◆ **Required work**:
(1) Using the text about recruiting the film students, answer each question on its own line:
(a) Where did Johnny Nelson work?
(b) What was Mike Anderson's eventual goal?
(c) Who was the grandfather of Mary Jane and Maxine Tsosie?
(2) Please reproduce the text about recruiting the film students from "And so, Nelson" up to and including "in the community.", word for word.

◆ **Text block**:
To find the rest of the students, they relied on the help of Johnny Nelson, who worked at the trading post. Nelson was an acquaintance of Adair’s, from previous field work. The vice-chairman of the local chapter, he was highly involved in community politics and had many community connections.
Johnny introduced them to Mike Anderson, 24, a native of Pine Springs. Anderson had spent three years working in San Francisco, and his eventual goal was to go to barber school. He wanted work for the summer, and so it made sense for him to participate in the project.
Nelson himself became the student with political interests. However, it’s clear that his motivations for participating in the project went beyond politics. After asking Worth to consider him as one of the film students, he said, “…I really feel it’s time some Navajo became a professor in that – just like you” (7).
In his first interview with Worth, Nelson explained why he was interested in filmmaking,
Well the way I understood it when John told me…how we was going to get the young people to learn about the movie, taking pictures and uh, stuff like that, and uh, learn more about the cameras and …how much they can learn from studying and taking pictures. This I thought was very good to myself and this was one reason why I talk to my boss about it and he understood very clearly…And he said that there was something here that very rarely comes around you know, to people. So this is what very impressed me was that I like to learn something, to say that I didn’t get a chance to learn when I was in school yet. Of course this might be the only time that they have this sort of a program out here on the reservation, especially here in Pine Springs. So I decided that I would get in on this plan so I can learn something from it (8).
He went on to explain his ideas filmmaking after the project,
In the later years, I might be able to buy myself a camera movie projector, something like that, so I can know…how to go about taking movies, making movie film. The process to go by, to have it developed, where to send it to and things like that, and how to get good movies, pictures, and all that stuff like that…(9).
Nelson introduced Worth and Adair to Susie Benally, 26, a skilled Pine Springs weaver. After that, although they had fulfilled their student quota, the students explained that the group was unbalanced: they needed an equal number of women and men.
And so, Nelson introduced Worth and Adair to Mary Jane Tsosie (21) and her sister Maxine (17). They were the daughters of local chapter chairman Juan Tsosie, and granddaughters of Sam Yazzie, a celebrated medicine man. It seems that the sisters were interested in the opportunity to learn about film and also hoped receive school credit. Worth saw an additional benefit in having the project associated with powerful men in the community.

◆ **Data for review**:
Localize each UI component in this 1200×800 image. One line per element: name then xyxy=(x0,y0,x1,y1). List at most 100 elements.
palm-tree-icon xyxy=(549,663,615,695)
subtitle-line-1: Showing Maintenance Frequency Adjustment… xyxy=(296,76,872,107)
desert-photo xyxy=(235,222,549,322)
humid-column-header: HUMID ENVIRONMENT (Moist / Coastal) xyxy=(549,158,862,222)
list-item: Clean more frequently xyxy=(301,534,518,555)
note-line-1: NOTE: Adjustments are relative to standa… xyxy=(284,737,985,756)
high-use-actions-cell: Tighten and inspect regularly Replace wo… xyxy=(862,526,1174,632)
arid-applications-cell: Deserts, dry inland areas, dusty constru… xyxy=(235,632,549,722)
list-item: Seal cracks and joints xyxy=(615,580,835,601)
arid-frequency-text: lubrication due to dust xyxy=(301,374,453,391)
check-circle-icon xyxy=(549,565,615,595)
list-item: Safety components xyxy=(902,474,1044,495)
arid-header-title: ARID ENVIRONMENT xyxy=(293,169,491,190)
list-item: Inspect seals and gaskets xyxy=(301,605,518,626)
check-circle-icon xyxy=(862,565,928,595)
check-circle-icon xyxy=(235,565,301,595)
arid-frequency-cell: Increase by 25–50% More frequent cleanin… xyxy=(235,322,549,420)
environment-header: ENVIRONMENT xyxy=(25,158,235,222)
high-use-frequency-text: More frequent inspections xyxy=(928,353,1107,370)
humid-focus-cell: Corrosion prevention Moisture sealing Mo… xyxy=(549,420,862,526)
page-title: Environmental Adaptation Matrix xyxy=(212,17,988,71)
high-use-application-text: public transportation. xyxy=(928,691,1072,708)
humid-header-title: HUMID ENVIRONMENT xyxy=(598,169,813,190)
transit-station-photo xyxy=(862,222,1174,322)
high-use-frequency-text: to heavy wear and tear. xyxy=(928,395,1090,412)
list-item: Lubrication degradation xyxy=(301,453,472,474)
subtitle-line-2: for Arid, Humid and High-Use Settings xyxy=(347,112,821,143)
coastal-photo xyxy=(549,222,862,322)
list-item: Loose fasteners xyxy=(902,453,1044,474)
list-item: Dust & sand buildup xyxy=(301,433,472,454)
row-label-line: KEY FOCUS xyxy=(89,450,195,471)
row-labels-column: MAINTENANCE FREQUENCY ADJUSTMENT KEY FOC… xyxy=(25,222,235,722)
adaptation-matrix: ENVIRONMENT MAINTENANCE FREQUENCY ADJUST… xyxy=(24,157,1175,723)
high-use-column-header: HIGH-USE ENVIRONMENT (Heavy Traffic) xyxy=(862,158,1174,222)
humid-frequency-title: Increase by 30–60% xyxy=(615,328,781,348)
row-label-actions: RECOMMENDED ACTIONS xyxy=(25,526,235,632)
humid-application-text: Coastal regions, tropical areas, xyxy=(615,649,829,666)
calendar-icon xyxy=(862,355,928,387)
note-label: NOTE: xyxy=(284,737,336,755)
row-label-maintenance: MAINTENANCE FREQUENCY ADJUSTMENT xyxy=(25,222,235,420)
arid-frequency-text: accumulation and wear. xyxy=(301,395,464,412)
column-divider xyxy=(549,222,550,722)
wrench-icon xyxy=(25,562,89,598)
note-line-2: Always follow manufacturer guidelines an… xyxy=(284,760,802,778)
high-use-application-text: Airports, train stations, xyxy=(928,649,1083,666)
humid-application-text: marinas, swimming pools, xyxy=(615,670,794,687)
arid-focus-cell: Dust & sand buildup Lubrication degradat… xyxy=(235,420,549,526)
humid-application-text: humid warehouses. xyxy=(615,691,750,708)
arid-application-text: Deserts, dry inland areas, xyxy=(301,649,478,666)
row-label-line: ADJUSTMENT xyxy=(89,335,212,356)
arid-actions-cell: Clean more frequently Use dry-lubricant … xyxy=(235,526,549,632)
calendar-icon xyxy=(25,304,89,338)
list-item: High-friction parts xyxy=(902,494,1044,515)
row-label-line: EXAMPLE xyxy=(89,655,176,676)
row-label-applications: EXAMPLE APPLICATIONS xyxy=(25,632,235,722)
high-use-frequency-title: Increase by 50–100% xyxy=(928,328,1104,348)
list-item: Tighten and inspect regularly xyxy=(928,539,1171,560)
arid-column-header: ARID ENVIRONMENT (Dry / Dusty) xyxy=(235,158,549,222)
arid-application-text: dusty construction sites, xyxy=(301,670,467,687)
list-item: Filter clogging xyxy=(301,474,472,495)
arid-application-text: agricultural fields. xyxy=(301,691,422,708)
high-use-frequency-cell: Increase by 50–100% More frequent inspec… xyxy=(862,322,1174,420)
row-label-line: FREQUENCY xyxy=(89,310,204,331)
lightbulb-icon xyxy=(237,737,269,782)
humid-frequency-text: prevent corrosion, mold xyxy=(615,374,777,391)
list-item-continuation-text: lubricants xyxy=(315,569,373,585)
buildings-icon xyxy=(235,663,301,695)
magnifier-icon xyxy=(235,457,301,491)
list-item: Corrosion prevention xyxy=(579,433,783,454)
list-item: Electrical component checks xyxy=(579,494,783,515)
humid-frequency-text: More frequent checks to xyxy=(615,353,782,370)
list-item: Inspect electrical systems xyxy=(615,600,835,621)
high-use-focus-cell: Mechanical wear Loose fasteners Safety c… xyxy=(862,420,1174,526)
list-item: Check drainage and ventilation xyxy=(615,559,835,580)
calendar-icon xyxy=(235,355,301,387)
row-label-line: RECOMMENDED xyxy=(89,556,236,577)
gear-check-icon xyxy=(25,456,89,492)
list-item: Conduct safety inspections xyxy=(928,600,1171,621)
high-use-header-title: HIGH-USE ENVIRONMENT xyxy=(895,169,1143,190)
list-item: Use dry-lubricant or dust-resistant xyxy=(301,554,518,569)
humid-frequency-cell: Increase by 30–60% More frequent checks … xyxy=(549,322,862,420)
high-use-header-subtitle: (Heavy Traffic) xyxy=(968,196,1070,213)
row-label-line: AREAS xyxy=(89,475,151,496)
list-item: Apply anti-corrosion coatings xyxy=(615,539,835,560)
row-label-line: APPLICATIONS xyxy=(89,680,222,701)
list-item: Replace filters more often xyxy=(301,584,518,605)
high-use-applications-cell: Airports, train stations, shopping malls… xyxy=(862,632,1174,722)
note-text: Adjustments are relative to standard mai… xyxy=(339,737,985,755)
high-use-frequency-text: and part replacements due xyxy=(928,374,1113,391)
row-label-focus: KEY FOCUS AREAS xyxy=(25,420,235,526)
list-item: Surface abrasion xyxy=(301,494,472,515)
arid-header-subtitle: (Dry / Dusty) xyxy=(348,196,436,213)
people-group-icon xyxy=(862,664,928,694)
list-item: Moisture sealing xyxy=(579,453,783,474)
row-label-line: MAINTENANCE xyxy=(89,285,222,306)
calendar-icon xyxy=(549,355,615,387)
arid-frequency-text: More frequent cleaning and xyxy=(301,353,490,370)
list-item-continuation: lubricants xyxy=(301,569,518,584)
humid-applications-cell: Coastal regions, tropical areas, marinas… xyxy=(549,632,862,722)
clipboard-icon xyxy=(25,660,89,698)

◆ **Solutions to each task**:
(1)
(a) At the trading post.
(b) To go to barber school.
(c) Sam Yazzie, a celebrated medicine man.

(2)
And so, Nelson introduced Worth and Adair to Mary Jane Tsosie (21) and her sister Maxine (17). They were the daughters of local chapter chairman Juan Tsosie, and granddaughters of Sam Yazzie, a celebrated medicine man. It seems that the sisters were interested in the opportunity to learn about film and also hoped receive school credit. Worth saw an additional benefit in having the project associated with powerful men in the community.